Given entries:
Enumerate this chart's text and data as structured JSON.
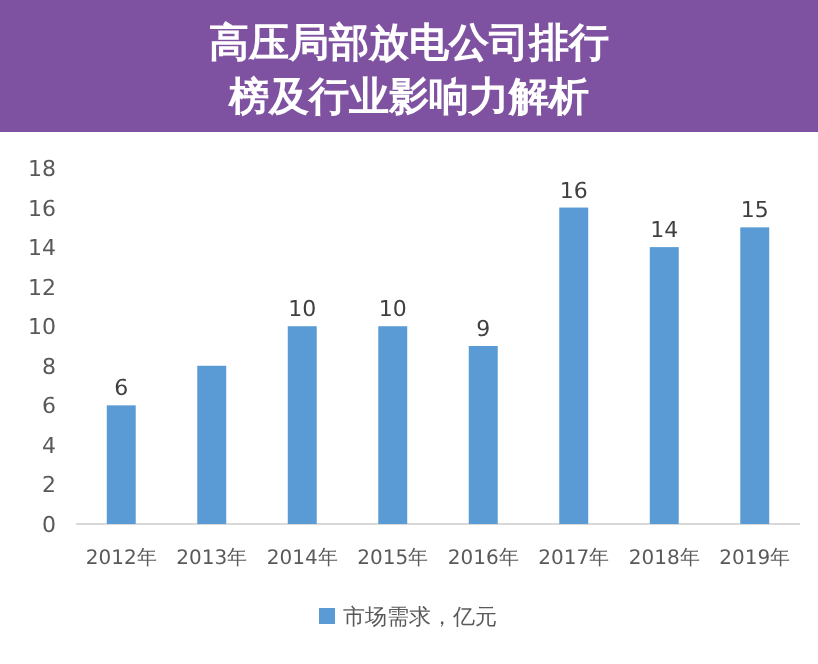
{
  "chart_data": {
    "type": "bar",
    "title": "高压局部放电公司排行榜及行业影响力解析",
    "categories": [
      "2012年",
      "2013年",
      "2014年",
      "2015年",
      "2016年",
      "2017年",
      "2018年",
      "2019年"
    ],
    "series": [
      {
        "name": "市场需求，亿元",
        "color": "#5b9bd5",
        "values": [
          6,
          8,
          10,
          10,
          9,
          16,
          14,
          15
        ],
        "value_labels": [
          "6",
          null,
          "10",
          "10",
          "9",
          "16",
          "14",
          "15"
        ]
      }
    ],
    "ylim": [
      0,
      18
    ],
    "yticks": [
      0,
      2,
      4,
      6,
      8,
      10,
      12,
      14,
      16,
      18
    ],
    "grid": false,
    "legend": "bottom"
  }
}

Written task: Reproduce every line of the material precisely, omitting its pictures.

Solution to this exercise:
Enumerate this chart's text and data as structured JSON.
{
  "chart_data": {
    "type": "bar",
    "title": "高压局部放电公司排行榜及行业影响力解析",
    "categories": [
      "2012年",
      "2013年",
      "2014年",
      "2015年",
      "2016年",
      "2017年",
      "2018年",
      "2019年"
    ],
    "series": [
      {
        "name": "市场需求，亿元",
        "color": "#5b9bd5",
        "values": [
          6,
          8,
          10,
          10,
          9,
          16,
          14,
          15
        ],
        "value_labels": [
          "6",
          null,
          "10",
          "10",
          "9",
          "16",
          "14",
          "15"
        ]
      }
    ],
    "ylim": [
      0,
      18
    ],
    "yticks": [
      0,
      2,
      4,
      6,
      8,
      10,
      12,
      14,
      16,
      18
    ],
    "grid": false,
    "legend": "bottom"
  }
}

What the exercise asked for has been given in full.